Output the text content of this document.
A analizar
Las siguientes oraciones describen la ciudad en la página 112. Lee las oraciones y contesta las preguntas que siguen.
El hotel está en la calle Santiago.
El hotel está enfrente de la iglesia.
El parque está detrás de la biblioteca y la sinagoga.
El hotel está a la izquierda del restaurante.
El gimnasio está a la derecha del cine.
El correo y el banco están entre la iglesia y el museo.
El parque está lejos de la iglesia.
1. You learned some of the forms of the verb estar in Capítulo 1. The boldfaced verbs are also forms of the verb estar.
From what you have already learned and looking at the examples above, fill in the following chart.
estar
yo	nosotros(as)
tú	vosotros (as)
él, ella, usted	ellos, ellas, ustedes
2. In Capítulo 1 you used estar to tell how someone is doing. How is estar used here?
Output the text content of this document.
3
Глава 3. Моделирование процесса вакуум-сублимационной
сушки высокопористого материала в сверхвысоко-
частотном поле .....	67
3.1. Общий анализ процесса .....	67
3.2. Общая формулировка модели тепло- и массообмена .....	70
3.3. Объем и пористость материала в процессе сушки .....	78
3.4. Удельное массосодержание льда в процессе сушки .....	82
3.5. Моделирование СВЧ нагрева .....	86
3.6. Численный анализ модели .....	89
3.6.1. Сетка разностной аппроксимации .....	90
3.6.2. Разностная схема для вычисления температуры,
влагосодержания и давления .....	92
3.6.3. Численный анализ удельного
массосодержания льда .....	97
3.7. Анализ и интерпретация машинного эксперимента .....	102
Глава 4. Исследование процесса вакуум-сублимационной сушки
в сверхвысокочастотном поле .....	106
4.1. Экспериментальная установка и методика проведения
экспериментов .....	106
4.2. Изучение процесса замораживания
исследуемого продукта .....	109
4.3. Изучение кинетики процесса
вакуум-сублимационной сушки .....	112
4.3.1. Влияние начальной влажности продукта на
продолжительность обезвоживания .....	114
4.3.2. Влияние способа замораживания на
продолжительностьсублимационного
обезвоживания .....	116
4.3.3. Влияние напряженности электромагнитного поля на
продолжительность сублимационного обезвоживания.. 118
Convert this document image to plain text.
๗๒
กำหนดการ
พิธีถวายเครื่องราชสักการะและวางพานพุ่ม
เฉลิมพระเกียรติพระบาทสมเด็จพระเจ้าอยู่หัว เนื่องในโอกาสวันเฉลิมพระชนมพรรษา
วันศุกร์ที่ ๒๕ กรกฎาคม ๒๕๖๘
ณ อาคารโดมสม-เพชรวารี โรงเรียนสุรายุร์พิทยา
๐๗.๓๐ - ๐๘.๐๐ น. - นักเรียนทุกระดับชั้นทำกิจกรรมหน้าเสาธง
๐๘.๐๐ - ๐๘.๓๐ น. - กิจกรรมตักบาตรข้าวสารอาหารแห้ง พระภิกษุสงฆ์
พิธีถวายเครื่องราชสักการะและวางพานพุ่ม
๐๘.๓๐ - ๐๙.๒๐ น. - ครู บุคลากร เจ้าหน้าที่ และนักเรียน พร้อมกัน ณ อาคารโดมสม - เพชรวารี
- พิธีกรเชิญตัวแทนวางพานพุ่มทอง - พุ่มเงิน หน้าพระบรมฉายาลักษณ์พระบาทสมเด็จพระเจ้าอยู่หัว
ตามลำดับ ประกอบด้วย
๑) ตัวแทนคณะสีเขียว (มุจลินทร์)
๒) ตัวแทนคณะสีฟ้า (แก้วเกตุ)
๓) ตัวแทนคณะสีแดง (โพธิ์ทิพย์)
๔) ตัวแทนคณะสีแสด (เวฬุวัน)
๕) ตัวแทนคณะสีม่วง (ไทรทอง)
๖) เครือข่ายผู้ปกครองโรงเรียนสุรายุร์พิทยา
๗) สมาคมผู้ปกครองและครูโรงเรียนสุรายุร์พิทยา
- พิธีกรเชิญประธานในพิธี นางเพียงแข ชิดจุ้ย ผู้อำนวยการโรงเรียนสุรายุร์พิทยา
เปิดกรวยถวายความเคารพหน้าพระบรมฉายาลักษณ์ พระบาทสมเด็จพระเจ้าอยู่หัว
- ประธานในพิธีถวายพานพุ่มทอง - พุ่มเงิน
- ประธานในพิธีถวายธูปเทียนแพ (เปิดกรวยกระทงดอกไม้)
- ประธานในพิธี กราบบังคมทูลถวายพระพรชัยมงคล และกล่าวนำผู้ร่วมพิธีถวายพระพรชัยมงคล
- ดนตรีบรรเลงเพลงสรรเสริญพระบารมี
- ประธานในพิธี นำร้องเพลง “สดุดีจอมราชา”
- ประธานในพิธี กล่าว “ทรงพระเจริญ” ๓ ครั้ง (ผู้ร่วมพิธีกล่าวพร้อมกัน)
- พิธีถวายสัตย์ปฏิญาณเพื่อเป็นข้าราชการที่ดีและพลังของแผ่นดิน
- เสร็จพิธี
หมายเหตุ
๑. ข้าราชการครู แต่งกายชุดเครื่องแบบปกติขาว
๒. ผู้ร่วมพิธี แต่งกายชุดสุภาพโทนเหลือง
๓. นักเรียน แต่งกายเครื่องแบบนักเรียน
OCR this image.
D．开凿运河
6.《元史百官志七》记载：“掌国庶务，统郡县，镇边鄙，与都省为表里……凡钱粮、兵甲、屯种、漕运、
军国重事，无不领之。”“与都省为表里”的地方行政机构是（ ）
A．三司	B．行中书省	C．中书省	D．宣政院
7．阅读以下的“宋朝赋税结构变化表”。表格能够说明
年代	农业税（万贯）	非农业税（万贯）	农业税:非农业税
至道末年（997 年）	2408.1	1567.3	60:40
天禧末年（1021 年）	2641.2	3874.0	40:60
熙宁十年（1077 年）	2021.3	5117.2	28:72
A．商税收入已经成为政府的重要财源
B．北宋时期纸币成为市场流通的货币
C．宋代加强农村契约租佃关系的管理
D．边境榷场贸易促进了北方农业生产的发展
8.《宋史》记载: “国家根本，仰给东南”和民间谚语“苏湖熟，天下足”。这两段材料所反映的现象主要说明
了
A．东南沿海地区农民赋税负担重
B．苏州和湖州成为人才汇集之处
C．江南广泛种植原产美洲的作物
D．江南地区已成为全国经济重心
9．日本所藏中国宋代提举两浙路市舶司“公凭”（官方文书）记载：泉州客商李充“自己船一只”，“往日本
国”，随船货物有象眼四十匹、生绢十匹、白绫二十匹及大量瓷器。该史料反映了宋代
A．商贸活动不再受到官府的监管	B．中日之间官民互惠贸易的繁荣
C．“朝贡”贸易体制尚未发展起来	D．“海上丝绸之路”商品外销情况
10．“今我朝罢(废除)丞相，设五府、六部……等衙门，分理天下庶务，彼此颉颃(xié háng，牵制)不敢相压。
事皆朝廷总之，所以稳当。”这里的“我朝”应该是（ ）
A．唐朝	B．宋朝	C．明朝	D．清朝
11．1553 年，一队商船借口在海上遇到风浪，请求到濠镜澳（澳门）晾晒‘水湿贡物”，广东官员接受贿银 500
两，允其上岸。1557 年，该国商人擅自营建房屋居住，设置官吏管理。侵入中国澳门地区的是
******
Count each line of the entries that holds the word "продукта", then state the total and nothing more.

2